» **Goal**
Every line containing the word "JSON" needs to be found and copied.

Part of a data file:
···
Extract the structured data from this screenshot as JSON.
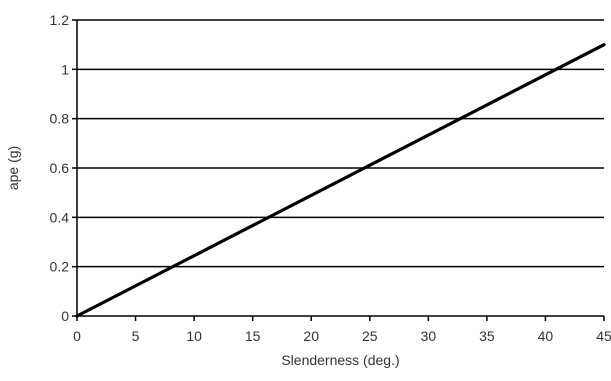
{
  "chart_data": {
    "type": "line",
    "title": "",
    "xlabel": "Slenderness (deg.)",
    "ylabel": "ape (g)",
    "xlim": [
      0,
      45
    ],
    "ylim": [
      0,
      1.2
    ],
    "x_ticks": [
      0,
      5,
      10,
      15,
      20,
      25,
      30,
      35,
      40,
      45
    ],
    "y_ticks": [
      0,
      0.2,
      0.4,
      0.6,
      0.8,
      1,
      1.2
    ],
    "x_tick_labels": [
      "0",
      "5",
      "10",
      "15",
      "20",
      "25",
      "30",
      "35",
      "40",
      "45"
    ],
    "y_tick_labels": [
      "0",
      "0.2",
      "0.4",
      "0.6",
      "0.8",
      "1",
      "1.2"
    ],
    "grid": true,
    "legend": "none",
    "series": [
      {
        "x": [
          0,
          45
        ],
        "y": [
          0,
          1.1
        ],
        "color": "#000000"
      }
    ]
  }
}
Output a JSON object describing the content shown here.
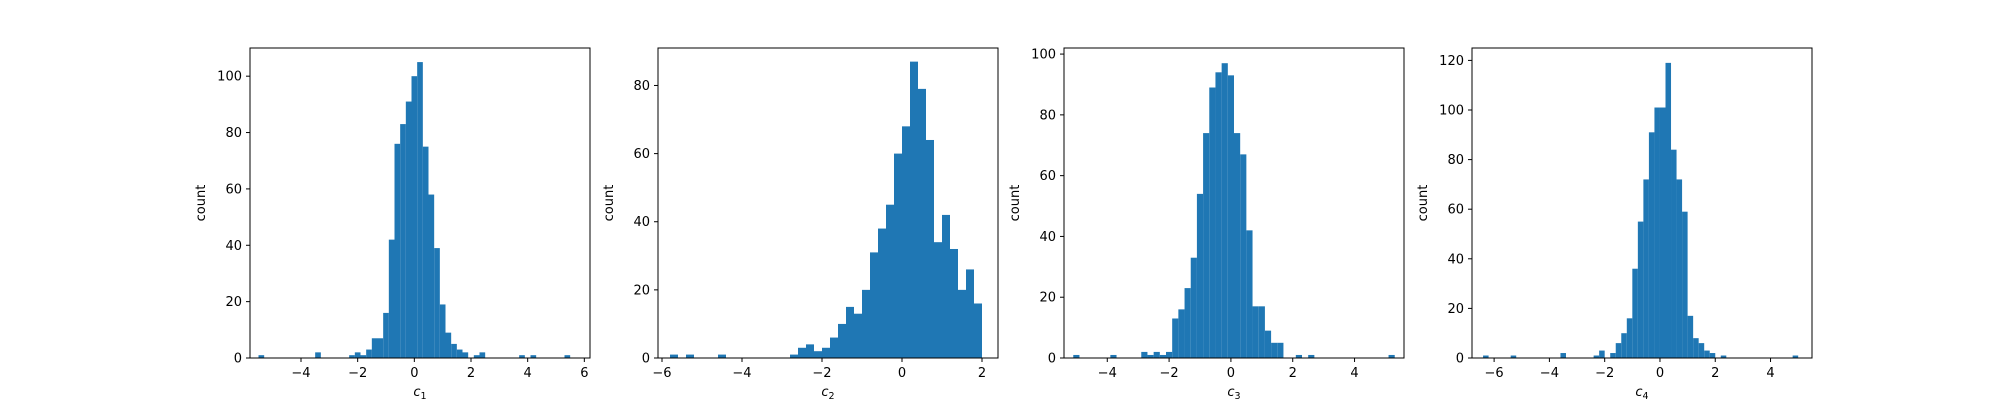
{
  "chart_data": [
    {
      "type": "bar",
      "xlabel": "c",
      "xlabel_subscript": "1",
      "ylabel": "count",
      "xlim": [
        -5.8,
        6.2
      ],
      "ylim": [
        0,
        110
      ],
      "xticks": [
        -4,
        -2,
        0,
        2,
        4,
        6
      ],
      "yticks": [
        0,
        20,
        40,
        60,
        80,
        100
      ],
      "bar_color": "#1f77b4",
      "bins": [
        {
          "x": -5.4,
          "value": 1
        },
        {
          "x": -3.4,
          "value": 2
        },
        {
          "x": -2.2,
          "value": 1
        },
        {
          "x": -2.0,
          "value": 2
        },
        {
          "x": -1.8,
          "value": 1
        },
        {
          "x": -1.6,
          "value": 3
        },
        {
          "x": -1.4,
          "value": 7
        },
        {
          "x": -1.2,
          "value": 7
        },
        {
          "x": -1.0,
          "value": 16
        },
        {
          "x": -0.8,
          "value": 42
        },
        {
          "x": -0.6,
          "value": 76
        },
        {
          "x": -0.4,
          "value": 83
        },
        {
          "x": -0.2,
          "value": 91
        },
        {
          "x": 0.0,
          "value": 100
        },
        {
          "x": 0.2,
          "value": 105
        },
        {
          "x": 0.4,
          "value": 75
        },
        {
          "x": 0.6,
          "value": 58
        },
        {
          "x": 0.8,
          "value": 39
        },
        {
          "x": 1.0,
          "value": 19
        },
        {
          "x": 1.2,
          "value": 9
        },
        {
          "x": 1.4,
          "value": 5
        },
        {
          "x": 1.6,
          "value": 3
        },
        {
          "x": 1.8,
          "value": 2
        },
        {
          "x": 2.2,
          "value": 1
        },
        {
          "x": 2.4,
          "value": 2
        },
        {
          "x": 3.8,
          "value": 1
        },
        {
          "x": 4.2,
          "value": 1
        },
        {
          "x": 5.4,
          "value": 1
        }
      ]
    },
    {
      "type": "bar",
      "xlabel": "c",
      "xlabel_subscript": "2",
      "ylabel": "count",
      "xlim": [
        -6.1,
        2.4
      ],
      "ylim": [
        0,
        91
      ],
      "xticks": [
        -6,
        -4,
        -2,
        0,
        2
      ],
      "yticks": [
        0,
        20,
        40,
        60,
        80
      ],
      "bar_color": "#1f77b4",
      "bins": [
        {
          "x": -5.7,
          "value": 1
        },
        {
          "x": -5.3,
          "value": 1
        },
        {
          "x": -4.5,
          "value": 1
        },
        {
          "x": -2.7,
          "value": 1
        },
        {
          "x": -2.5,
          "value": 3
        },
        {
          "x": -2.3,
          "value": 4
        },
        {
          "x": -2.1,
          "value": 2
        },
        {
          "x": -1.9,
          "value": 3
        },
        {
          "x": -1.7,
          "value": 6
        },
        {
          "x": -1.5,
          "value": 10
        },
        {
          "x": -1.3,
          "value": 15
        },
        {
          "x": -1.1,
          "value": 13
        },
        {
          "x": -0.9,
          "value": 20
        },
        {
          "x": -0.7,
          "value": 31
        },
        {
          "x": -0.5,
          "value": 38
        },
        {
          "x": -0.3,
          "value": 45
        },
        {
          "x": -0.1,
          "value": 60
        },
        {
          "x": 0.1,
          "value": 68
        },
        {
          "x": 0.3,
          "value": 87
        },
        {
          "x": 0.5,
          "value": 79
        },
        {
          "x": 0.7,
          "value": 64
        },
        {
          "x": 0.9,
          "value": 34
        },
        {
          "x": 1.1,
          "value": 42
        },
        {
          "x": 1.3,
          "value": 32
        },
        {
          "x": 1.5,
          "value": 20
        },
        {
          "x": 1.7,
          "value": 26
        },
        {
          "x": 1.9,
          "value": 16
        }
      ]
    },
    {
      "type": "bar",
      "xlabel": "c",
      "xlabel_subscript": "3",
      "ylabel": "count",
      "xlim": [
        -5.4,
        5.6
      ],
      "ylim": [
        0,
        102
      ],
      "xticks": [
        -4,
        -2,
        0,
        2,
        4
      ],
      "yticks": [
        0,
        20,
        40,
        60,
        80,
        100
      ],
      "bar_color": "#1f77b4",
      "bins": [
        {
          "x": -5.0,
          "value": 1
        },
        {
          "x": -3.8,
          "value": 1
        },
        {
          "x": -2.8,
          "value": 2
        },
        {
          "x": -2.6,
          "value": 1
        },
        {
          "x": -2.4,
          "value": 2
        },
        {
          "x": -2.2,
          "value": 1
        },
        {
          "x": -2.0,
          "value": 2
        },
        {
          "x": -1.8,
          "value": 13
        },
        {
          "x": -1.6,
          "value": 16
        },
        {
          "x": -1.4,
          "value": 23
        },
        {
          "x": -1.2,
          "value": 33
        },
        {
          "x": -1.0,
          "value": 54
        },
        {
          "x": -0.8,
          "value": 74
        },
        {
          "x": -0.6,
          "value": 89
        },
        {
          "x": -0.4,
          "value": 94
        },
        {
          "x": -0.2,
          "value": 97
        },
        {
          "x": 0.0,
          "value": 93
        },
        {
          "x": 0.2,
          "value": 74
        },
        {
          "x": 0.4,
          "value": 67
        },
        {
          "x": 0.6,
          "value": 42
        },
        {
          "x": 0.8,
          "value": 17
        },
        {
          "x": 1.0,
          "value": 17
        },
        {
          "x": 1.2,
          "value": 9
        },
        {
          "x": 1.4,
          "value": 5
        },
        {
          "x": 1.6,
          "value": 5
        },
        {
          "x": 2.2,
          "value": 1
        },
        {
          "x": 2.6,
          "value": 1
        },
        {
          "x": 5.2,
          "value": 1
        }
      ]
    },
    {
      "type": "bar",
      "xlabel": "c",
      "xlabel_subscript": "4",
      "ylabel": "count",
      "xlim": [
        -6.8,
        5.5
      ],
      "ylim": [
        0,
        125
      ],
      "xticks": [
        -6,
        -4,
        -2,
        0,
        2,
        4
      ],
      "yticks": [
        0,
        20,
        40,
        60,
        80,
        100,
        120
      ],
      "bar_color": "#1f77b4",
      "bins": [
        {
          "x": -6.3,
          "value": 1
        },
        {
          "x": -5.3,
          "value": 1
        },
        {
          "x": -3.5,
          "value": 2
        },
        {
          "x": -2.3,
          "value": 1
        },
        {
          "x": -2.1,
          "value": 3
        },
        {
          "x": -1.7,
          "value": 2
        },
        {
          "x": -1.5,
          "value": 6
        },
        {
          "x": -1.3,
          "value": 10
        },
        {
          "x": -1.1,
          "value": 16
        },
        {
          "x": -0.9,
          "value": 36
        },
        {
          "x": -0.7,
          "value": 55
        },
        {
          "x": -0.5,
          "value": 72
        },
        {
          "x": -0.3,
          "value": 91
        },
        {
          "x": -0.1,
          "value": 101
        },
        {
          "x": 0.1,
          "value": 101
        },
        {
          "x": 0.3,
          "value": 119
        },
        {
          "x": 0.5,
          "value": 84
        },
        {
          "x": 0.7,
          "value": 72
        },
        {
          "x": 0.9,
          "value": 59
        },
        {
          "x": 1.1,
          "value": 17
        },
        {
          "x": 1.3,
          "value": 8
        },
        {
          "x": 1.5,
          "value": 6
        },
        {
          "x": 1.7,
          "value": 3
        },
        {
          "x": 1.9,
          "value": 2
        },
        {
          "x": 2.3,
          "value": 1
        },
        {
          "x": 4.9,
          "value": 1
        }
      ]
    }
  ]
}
···
» **Answer below**
Extract the structured data from this screenshot as JSON.
Output a JSON object describing the content shown here.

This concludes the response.